■ **Challenge**:
Transcribe each of the records below exactly, excluding all pictures.

■ **Supplied material**:
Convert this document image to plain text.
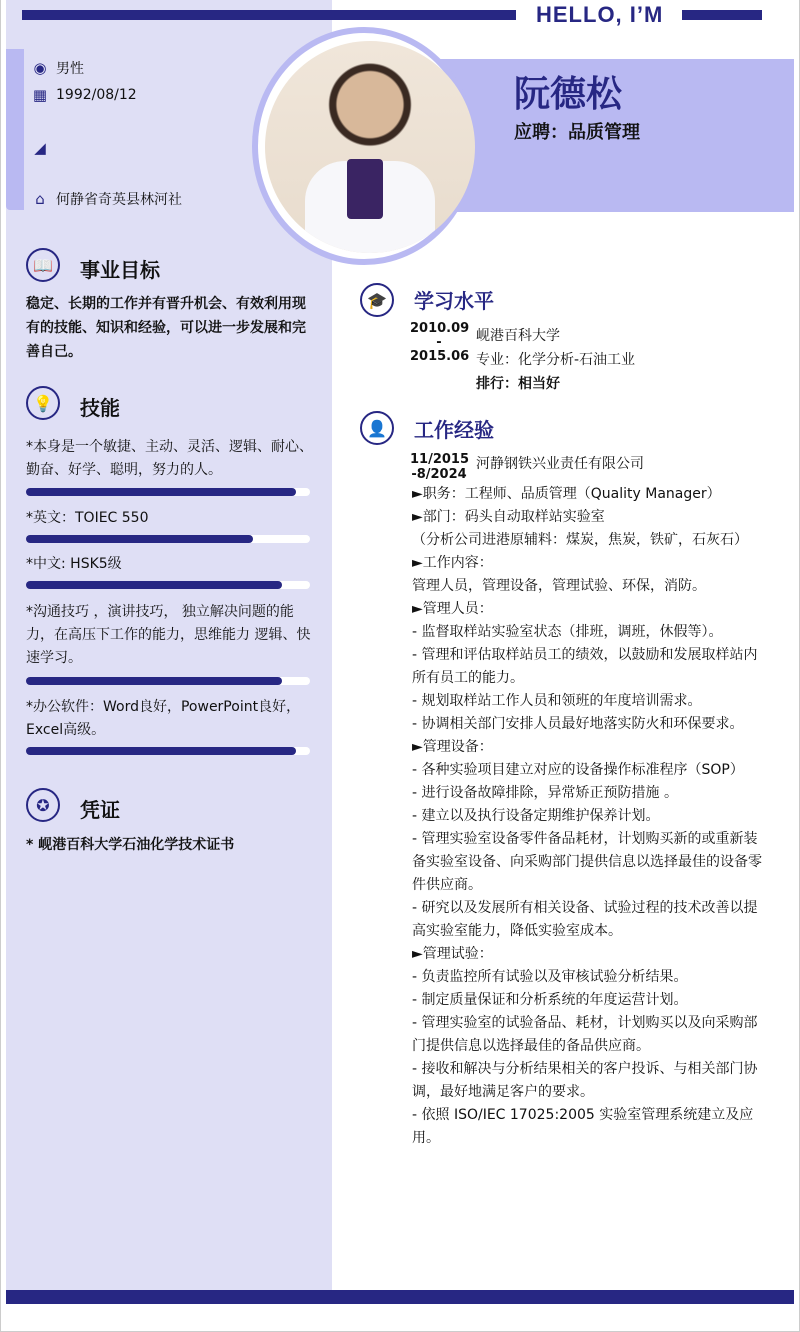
HELLO, I’M
◉ 男性
▦ 1992/08/12
◢
⌂ 何静省奇英县林河社
阮德松
应聘：品质管理
📖	事业目标
稳定、长期的工作并有晋升机会、有效利用现有的技能、知识和经验，可以进一步发展和完善自己。
💡	技能
*本身是一个敏捷、主动、灵活、逻辑、耐心、勤奋、好学、聪明，努力的人。
*英文：TOIEC 550
*中文: HSK5级
*沟通技巧 ，演讲技巧， 独立解决问题的能力，在高压下工作的能力，思维能力 逻辑、快速学习。
*办公软件：Word良好，PowerPoint良好，Excel高级。
✪	凭证
* 岘港百科大学石油化学技术证书
🎓	学习水平
2010.09
-
2015.06
岘港百科大学
专业：化学分析-石油工业
排行：相当好
👤	工作经验
11/2015
-8/2024
河静钢铁兴业责任有限公司
►职务：工程师、品质管理（Quality Manager）
►部门：码头自动取样站实验室
（分析公司进港原辅料：煤炭，焦炭，铁矿，石灰石）
►工作内容：
管理人员，管理设备，管理试验、环保，消防。
►管理人员：
- 监督取样站实验室状态（排班，调班，休假等）。
- 管理和评估取样站员工的绩效，以鼓励和发展取样站内所有员工的能力。
- 规划取样站工作人员和领班的年度培训需求。
- 协调相关部门安排人员最好地落实防火和环保要求。
►管理设备：
- 各种实验项目建立对应的设备操作标准程序（SOP）
- 进行设备故障排除，异常矫正预防措施 。
- 建立以及执行设备定期维护保养计划。
- 管理实验室设备零件备品耗材，计划购买新的或重新装备实验室设备、向采购部门提供信息以选择最佳的设备零件供应商。
- 研究以及发展所有相关设备、试验过程的技术改善以提高实验室能力，降低实验室成本。
►管理试验：
- 负责监控所有试验以及审核试验分析结果。
- 制定质量保证和分析系统的年度运营计划。
- 管理实验室的试验备品、耗材，计划购买以及向采购部门提供信息以选择最佳的备品供应商。
- 接收和解决与分析结果相关的客户投诉、与相关部门协调，最好地满足客户的要求。
- 依照 ISO/IEC 17025:2005 实验室管理系统建立及应用。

■ **Result of this task**:
Convert this document image to plain text.
HELLO, I’M
◉ 男性
▦ 1992/08/12
◢
⌂ 何静省奇英县林河社
阮德松
应聘：品质管理
📖	事业目标
稳定、长期的工作并有晋升机会、有效利用现有的技能、知识和经验，可以进一步发展和完善自己。
💡	技能
*本身是一个敏捷、主动、灵活、逻辑、耐心、勤奋、好学、聪明，努力的人。
*英文：TOIEC 550
*中文: HSK5级
*沟通技巧 ，演讲技巧， 独立解决问题的能力，在高压下工作的能力，思维能力 逻辑、快速学习。
*办公软件：Word良好，PowerPoint良好，Excel高级。
✪	凭证
* 岘港百科大学石油化学技术证书
🎓	学习水平
2010.09
-
2015.06
岘港百科大学
专业：化学分析-石油工业
排行：相当好
👤	工作经验
11/2015
-8/2024
河静钢铁兴业责任有限公司
►职务：工程师、品质管理（Quality Manager）
►部门：码头自动取样站实验室
（分析公司进港原辅料：煤炭，焦炭，铁矿，石灰石）
►工作内容：
管理人员，管理设备，管理试验、环保，消防。
►管理人员：
- 监督取样站实验室状态（排班，调班，休假等）。
- 管理和评估取样站员工的绩效，以鼓励和发展取样站内所有员工的能力。
- 规划取样站工作人员和领班的年度培训需求。
- 协调相关部门安排人员最好地落实防火和环保要求。
►管理设备：
- 各种实验项目建立对应的设备操作标准程序（SOP）
- 进行设备故障排除，异常矫正预防措施 。
- 建立以及执行设备定期维护保养计划。
- 管理实验室设备零件备品耗材，计划购买新的或重新装备实验室设备、向采购部门提供信息以选择最佳的设备零件供应商。
- 研究以及发展所有相关设备、试验过程的技术改善以提高实验室能力，降低实验室成本。
►管理试验：
- 负责监控所有试验以及审核试验分析结果。
- 制定质量保证和分析系统的年度运营计划。
- 管理实验室的试验备品、耗材，计划购买以及向采购部门提供信息以选择最佳的备品供应商。
- 接收和解决与分析结果相关的客户投诉、与相关部门协调，最好地满足客户的要求。
- 依照 ISO/IEC 17025:2005 实验室管理系统建立及应用。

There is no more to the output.